■ Exercise directions ■
Please copy every line of the listing below word for word, leaving out the picture.

■ Stored data ■
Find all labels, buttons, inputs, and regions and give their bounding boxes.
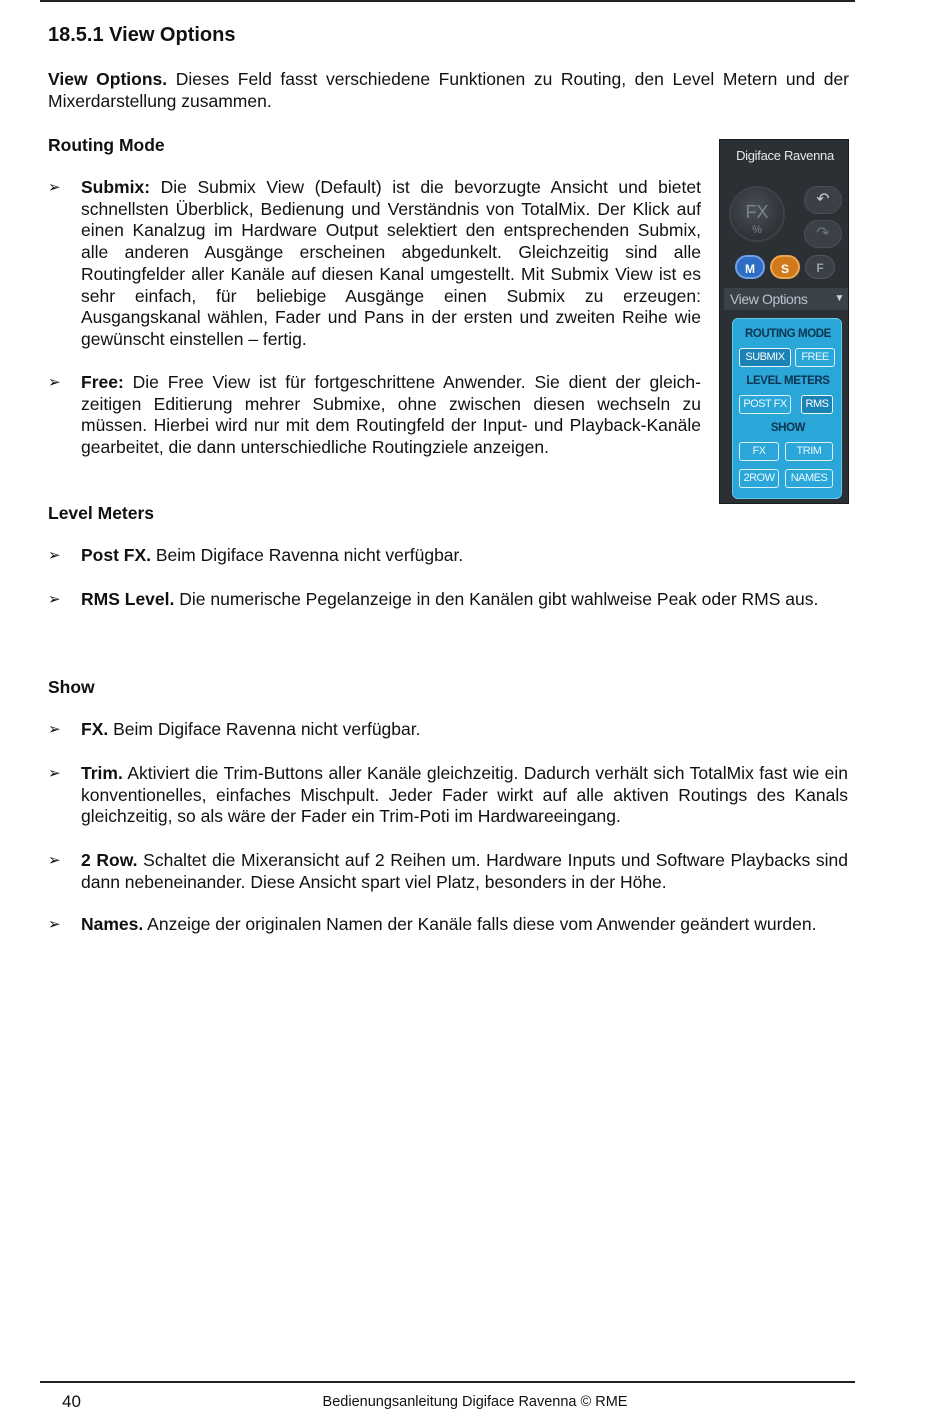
- rms-button[interactable]: RMS: [801, 395, 833, 414]
- redo-icon: ↷: [816, 225, 830, 242]
- footer-rule: [40, 1381, 855, 1383]
- level-meters-heading: Level Meters: [48, 503, 155, 523]
- item-label: Post FX.: [81, 545, 152, 565]
- panel-title: Digiface Ravenna: [736, 148, 834, 163]
- item-text: Die numerische Pegelanzeige in den Kanälen gibt wahlweise Peak oder RMS aus.: [174, 589, 819, 609]
- page-number: 40: [62, 1392, 81, 1411]
- totalmix-view-options-panel: [719, 139, 849, 504]
- undo-button[interactable]: [804, 186, 842, 214]
- item-label: 2 Row.: [81, 850, 138, 870]
- item-text: Anzeige der originalen Namen der Kanäle falls diese vom Anwender geändert wurden.: [143, 914, 817, 934]
- chevron-down-icon: ▼: [834, 293, 844, 304]
- routing-mode-label: ROUTING MODE: [745, 328, 831, 340]
- bullet-arrow-icon: ➢: [48, 852, 61, 869]
- intro-text: Dieses Feld fasst verschiedene Funktionen zu Routing, den Level Metern und der Mixerdarstellung zusammen.: [48, 69, 850, 111]
- item-text: Beim Digiface Ravenna nicht verfügbar.: [108, 719, 421, 739]
- show-heading: Show: [48, 677, 95, 697]
- percent-label: %: [752, 224, 762, 236]
- fx-knob[interactable]: [729, 186, 785, 242]
- redo-button[interactable]: [804, 220, 842, 248]
- view-options-label: View Options: [730, 291, 808, 307]
- show-label: SHOW: [770, 422, 806, 434]
- undo-icon: ↶: [816, 191, 830, 208]
- section-heading: 18.5.1 View Options: [48, 24, 236, 46]
- two-row-button[interactable]: 2ROW: [739, 469, 779, 488]
- bullet-arrow-icon: ➢: [48, 591, 61, 608]
- footer-text: Bedienungsanleitung Digiface Ravenna © RME: [322, 1394, 628, 1410]
- fx-knob-label: FX: [745, 202, 769, 222]
- mute-button[interactable]: M: [735, 255, 765, 279]
- routing-mode-heading: Routing Mode: [48, 135, 165, 155]
- item-label: RMS Level.: [81, 589, 175, 609]
- item-text: Die Free View ist für fortgeschrittene Anwender. Sie dient der gleichzeitigen Editierung mehrer Submixe, ohne zwischen diesen wechseln zu müssen. Hierbei wird nur mit dem Routingfeld der Input- und Playback-Kanäle gearbeitet, die dann unterschiedliche Routingziele anzeigen.: [81, 372, 701, 458]
- free-button[interactable]: FREE: [795, 348, 835, 367]
- bullet-arrow-icon: ➢: [48, 179, 61, 196]
- fx-button[interactable]: FX: [739, 442, 779, 461]
- view-options-box: [732, 318, 842, 499]
- top-rule: [40, 0, 855, 2]
- bullet-arrow-icon: ➢: [48, 765, 61, 782]
- bullet-arrow-icon: ➢: [48, 721, 61, 738]
- item-text: Schaltet die Mixeransicht auf 2 Reihen um. Hardware Inputs und Software Playbacks sind dann nebeneinander. Diese Ansicht spart viel Platz, besonders in der Höhe.: [81, 850, 849, 892]
- item-label: Free:: [81, 372, 124, 392]
- item-text: Aktiviert die Trim-Buttons aller Kanäle gleichzeitig. Dadurch verhält sich TotalMix fast wie ein konventionelles, einfaches Mischpult. Jeder Fader wirkt auf alle aktiven Routings des Kanals gleichzeitig, so als wäre der Fader ein Trim-Poti im Hardwareeingang.: [81, 763, 848, 827]
- item-label: Names.: [81, 914, 144, 934]
- fader-button[interactable]: F: [805, 255, 835, 279]
- item-text: Beim Digiface Ravenna nicht verfügbar.: [151, 545, 464, 565]
- item-label: Submix:: [81, 177, 151, 197]
- names-button[interactable]: NAMES: [785, 469, 833, 488]
- intro-label: View Options.: [48, 69, 168, 89]
- intro-paragraph: [48, 69, 849, 112]
- view-options-header[interactable]: [724, 288, 848, 310]
- bullet-arrow-icon: ➢: [48, 374, 61, 391]
- item-text: Die Submix View (Default) ist die bevorzugte Ansicht und bietet schnellsten Überblick, Bedienung und Verständnis von TotalMix. Der Klick auf einen Kanalzug im Hardware Output selektiert den entsprechenden Submix, alle anderen Ausgänge erscheinen abgedunkelt. Gleichzeitig sind alle Routingfelder aller Kanäle auf diesen Kanal umgestellt. Mit Submix View ist es sehr einfach, für beliebige Ausgänge einen Submix zu erzeugen: Ausgangskanal wählen, Fader und Pans in der ersten und zweiten Reihe wie gewünscht einstellen – fertig.: [81, 177, 701, 349]
- trim-button[interactable]: TRIM: [785, 442, 833, 461]
- bullet-arrow-icon: ➢: [48, 916, 61, 933]
- level-meters-label: LEVEL METERS: [746, 375, 830, 387]
- bullet-arrow-icon: ➢: [48, 547, 61, 564]
- item-label: FX.: [81, 719, 109, 739]
- solo-button[interactable]: S: [770, 255, 800, 279]
- post-fx-button[interactable]: POST FX: [739, 395, 791, 414]
- item-label: Trim.: [81, 763, 123, 783]
- submix-button[interactable]: SUBMIX: [739, 348, 791, 367]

■ Final answer ■
Find all labels, buttons, inputs, and regions and give their bounding boxes.
- rms-button[interactable]: RMS: [801, 395, 833, 414]
- redo-icon: ↷: [816, 225, 830, 242]
- footer-rule: [40, 1381, 855, 1383]
- level-meters-heading: Level Meters: [48, 503, 155, 523]
- item-label: Post FX.: [81, 545, 152, 565]
- panel-title: Digiface Ravenna: [736, 148, 834, 163]
- item-text: Die numerische Pegelanzeige in den Kanälen gibt wahlweise Peak oder RMS aus.: [174, 589, 819, 609]
- page-number: 40: [62, 1392, 81, 1411]
- totalmix-view-options-panel: [719, 139, 849, 504]
- undo-button[interactable]: [804, 186, 842, 214]
- item-label: 2 Row.: [81, 850, 138, 870]
- item-text: Anzeige der originalen Namen der Kanäle falls diese vom Anwender geändert wurden.: [143, 914, 817, 934]
- chevron-down-icon: ▼: [834, 293, 844, 304]
- routing-mode-label: ROUTING MODE: [745, 328, 831, 340]
- bullet-arrow-icon: ➢: [48, 852, 61, 869]
- intro-text: Dieses Feld fasst verschiedene Funktionen zu Routing, den Level Metern und der Mixerdarstellung zusammen.: [48, 69, 850, 111]
- item-text: Beim Digiface Ravenna nicht verfügbar.: [108, 719, 421, 739]
- show-heading: Show: [48, 677, 95, 697]
- percent-label: %: [752, 224, 762, 236]
- fx-knob[interactable]: [729, 186, 785, 242]
- redo-button[interactable]: [804, 220, 842, 248]
- view-options-label: View Options: [730, 291, 808, 307]
- show-label: SHOW: [770, 422, 806, 434]
- undo-icon: ↶: [816, 191, 830, 208]
- section-heading: 18.5.1 View Options: [48, 24, 236, 46]
- two-row-button[interactable]: 2ROW: [739, 469, 779, 488]
- bullet-arrow-icon: ➢: [48, 591, 61, 608]
- footer-text: Bedienungsanleitung Digiface Ravenna © RME: [322, 1394, 628, 1410]
- fx-knob-label: FX: [745, 202, 769, 222]
- mute-button[interactable]: M: [735, 255, 765, 279]
- routing-mode-heading: Routing Mode: [48, 135, 165, 155]
- item-label: RMS Level.: [81, 589, 175, 609]
- item-text: Die Free View ist für fortgeschrittene Anwender. Sie dient der gleichzeitigen Editierung mehrer Submixe, ohne zwischen diesen wechseln zu müssen. Hierbei wird nur mit dem Routingfeld der Input- und Playback-Kanäle gearbeitet, die dann unterschiedliche Routingziele anzeigen.: [81, 372, 701, 458]
- free-button[interactable]: FREE: [795, 348, 835, 367]
- bullet-arrow-icon: ➢: [48, 179, 61, 196]
- fx-button[interactable]: FX: [739, 442, 779, 461]
- view-options-box: [732, 318, 842, 499]
- top-rule: [40, 0, 855, 2]
- bullet-arrow-icon: ➢: [48, 765, 61, 782]
- bullet-arrow-icon: ➢: [48, 721, 61, 738]
- item-text: Schaltet die Mixeransicht auf 2 Reihen um. Hardware Inputs und Software Playbacks sind dann nebeneinander. Diese Ansicht spart viel Platz, besonders in der Höhe.: [81, 850, 849, 892]
- item-label: Free:: [81, 372, 124, 392]
- item-text: Aktiviert die Trim-Buttons aller Kanäle gleichzeitig. Dadurch verhält sich TotalMix fast wie ein konventionelles, einfaches Mischpult. Jeder Fader wirkt auf alle aktiven Routings des Kanals gleichzeitig, so als wäre der Fader ein Trim-Poti im Hardwareeingang.: [81, 763, 848, 827]
- item-label: Names.: [81, 914, 144, 934]
- fader-button[interactable]: F: [805, 255, 835, 279]
- item-text: Beim Digiface Ravenna nicht verfügbar.: [151, 545, 464, 565]
- item-label: Submix:: [81, 177, 151, 197]
- names-button[interactable]: NAMES: [785, 469, 833, 488]
- intro-label: View Options.: [48, 69, 168, 89]
- intro-paragraph: [48, 69, 849, 112]
- view-options-header[interactable]: [724, 288, 848, 310]
- bullet-arrow-icon: ➢: [48, 374, 61, 391]
- item-text: Die Submix View (Default) ist die bevorzugte Ansicht und bietet schnellsten Überblick, Bedienung und Verständnis von TotalMix. Der Klick auf einen Kanalzug im Hardware Output selektiert den entsprechenden Submix, alle anderen Ausgänge erscheinen abgedunkelt. Gleichzeitig sind alle Routingfelder aller Kanäle auf diesen Kanal umgestellt. Mit Submix View ist es sehr einfach, für beliebige Ausgänge einen Submix zu erzeugen: Ausgangskanal wählen, Fader und Pans in der ersten und zweiten Reihe wie gewünscht einstellen – fertig.: [81, 177, 701, 349]
- trim-button[interactable]: TRIM: [785, 442, 833, 461]
- bullet-arrow-icon: ➢: [48, 916, 61, 933]
- level-meters-label: LEVEL METERS: [746, 375, 830, 387]
- bullet-arrow-icon: ➢: [48, 547, 61, 564]
- item-label: FX.: [81, 719, 109, 739]
- solo-button[interactable]: S: [770, 255, 800, 279]
- post-fx-button[interactable]: POST FX: [739, 395, 791, 414]
- item-label: Trim.: [81, 763, 123, 783]
- submix-button[interactable]: SUBMIX: [739, 348, 791, 367]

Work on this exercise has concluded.